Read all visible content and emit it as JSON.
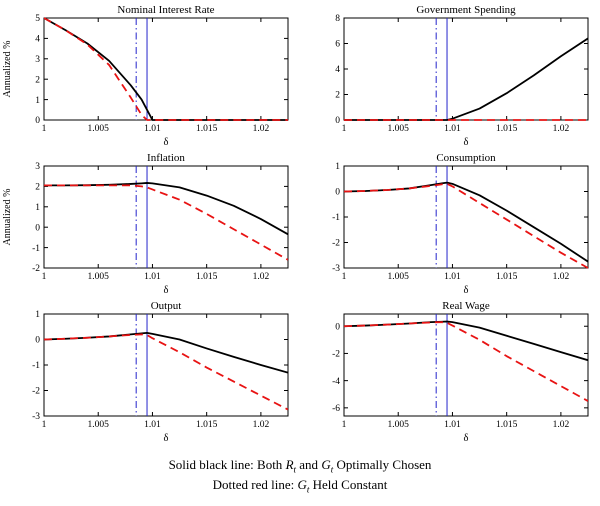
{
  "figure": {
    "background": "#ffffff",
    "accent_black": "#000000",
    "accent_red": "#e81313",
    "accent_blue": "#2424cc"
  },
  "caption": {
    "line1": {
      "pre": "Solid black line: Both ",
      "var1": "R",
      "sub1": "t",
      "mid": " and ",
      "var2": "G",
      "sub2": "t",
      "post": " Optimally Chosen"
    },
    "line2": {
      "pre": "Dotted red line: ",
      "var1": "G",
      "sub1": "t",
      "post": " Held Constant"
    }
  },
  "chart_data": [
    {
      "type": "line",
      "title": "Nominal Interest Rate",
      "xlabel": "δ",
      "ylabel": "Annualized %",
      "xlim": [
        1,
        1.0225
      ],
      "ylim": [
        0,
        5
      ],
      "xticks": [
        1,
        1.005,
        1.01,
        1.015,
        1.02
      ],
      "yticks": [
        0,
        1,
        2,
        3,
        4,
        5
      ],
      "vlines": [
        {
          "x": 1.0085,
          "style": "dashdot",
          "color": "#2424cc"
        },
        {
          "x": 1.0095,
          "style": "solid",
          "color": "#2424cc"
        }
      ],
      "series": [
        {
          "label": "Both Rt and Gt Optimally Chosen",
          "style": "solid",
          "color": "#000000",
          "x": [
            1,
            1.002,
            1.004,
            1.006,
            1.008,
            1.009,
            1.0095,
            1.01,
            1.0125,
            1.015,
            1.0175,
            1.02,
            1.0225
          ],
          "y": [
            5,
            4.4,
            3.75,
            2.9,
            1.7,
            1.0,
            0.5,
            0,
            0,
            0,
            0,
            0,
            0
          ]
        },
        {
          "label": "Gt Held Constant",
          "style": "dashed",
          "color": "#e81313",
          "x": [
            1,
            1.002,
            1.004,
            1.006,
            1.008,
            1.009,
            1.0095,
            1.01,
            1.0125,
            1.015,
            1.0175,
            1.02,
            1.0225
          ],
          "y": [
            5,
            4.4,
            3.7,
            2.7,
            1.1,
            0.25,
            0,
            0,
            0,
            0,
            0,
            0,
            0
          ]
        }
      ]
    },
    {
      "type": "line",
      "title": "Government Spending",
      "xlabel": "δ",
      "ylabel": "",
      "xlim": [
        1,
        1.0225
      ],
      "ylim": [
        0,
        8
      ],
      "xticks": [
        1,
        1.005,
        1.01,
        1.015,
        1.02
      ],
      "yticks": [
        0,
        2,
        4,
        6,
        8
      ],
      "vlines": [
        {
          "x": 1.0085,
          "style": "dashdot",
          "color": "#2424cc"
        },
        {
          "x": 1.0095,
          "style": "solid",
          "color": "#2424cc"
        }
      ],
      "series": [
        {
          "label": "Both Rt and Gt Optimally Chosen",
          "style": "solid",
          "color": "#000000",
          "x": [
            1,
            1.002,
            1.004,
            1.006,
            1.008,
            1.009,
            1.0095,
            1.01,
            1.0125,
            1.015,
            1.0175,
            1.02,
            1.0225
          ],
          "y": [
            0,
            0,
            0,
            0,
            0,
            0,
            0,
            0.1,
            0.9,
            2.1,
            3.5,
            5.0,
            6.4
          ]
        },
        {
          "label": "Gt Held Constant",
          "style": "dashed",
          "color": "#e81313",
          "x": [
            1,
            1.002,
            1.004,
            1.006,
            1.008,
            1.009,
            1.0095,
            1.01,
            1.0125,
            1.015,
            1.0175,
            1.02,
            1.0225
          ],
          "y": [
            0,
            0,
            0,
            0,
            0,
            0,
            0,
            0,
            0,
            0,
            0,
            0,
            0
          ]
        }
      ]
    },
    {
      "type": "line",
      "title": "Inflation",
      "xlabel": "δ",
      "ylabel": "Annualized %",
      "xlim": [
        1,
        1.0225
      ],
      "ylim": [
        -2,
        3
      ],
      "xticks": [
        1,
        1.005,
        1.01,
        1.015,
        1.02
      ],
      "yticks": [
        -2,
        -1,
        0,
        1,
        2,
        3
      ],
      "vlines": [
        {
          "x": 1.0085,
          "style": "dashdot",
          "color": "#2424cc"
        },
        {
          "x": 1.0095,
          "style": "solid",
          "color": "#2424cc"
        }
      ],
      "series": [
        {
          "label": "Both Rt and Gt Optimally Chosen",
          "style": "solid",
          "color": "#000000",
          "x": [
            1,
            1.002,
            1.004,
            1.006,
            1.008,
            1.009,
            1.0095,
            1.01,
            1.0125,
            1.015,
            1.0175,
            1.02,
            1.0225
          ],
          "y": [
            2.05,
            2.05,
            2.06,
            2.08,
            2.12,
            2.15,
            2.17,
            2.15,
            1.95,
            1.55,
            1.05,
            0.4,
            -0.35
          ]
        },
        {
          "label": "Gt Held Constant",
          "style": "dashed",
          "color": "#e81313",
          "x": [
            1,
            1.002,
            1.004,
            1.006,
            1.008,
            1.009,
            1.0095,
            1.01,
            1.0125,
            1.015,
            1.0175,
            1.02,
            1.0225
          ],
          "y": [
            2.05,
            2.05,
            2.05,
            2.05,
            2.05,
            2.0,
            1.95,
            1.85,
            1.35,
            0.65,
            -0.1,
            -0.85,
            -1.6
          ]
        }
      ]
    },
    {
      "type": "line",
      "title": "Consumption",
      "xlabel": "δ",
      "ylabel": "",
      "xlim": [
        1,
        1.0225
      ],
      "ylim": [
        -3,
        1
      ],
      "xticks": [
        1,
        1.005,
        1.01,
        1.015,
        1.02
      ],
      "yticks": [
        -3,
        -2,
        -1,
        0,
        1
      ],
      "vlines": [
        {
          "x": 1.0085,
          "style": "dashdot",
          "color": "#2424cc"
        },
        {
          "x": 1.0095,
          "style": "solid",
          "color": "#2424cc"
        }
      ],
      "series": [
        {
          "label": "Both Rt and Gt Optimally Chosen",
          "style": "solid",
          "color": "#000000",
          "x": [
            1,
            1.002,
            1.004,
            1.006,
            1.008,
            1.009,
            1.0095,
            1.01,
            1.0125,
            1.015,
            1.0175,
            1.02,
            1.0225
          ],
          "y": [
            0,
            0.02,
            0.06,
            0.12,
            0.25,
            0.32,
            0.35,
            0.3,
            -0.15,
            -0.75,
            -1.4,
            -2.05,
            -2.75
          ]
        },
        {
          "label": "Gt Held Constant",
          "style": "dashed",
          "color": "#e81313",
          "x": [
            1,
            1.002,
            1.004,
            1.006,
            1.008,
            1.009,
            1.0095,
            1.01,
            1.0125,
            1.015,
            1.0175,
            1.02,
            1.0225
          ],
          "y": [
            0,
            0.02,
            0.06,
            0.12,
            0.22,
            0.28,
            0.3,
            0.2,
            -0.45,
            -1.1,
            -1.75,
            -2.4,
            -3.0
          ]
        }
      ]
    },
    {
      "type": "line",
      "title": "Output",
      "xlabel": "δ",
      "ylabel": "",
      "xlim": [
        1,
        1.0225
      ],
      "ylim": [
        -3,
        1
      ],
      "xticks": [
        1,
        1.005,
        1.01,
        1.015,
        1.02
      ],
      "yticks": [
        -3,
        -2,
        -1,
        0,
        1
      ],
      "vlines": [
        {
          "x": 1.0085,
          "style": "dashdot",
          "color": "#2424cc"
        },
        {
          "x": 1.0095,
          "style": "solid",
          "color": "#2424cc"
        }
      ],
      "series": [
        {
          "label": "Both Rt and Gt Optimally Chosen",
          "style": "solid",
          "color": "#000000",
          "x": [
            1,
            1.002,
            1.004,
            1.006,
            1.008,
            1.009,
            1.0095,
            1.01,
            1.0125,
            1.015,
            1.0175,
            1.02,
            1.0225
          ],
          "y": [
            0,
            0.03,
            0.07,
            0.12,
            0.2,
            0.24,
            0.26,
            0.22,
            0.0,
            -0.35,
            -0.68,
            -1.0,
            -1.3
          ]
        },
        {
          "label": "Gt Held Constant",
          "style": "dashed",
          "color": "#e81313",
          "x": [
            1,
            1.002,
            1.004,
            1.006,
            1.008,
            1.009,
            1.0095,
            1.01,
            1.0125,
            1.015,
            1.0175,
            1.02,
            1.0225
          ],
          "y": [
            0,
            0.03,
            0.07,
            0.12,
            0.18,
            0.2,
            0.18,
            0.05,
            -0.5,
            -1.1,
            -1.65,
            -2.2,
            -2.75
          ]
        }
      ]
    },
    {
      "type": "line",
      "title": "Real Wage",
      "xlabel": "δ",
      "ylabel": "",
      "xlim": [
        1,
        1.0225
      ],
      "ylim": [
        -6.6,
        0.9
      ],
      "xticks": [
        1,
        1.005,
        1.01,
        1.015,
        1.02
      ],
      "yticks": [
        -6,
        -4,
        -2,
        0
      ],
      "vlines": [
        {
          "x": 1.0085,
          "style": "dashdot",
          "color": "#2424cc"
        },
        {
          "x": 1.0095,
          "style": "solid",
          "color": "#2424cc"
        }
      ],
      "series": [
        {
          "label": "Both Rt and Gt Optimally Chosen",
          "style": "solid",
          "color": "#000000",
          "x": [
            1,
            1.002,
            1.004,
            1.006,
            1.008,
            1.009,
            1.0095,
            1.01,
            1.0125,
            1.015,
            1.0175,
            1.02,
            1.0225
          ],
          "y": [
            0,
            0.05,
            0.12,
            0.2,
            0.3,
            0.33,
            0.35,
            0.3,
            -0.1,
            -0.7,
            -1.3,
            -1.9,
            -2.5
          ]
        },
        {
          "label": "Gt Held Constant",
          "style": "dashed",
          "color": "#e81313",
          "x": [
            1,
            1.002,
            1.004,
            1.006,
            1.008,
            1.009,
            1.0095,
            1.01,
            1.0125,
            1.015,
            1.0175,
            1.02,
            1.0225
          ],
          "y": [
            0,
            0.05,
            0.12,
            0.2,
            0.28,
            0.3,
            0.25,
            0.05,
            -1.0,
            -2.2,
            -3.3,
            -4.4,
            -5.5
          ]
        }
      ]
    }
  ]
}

To be done:
Each line that contains the word "title" counts toward the total; give only that total.

Solution:
6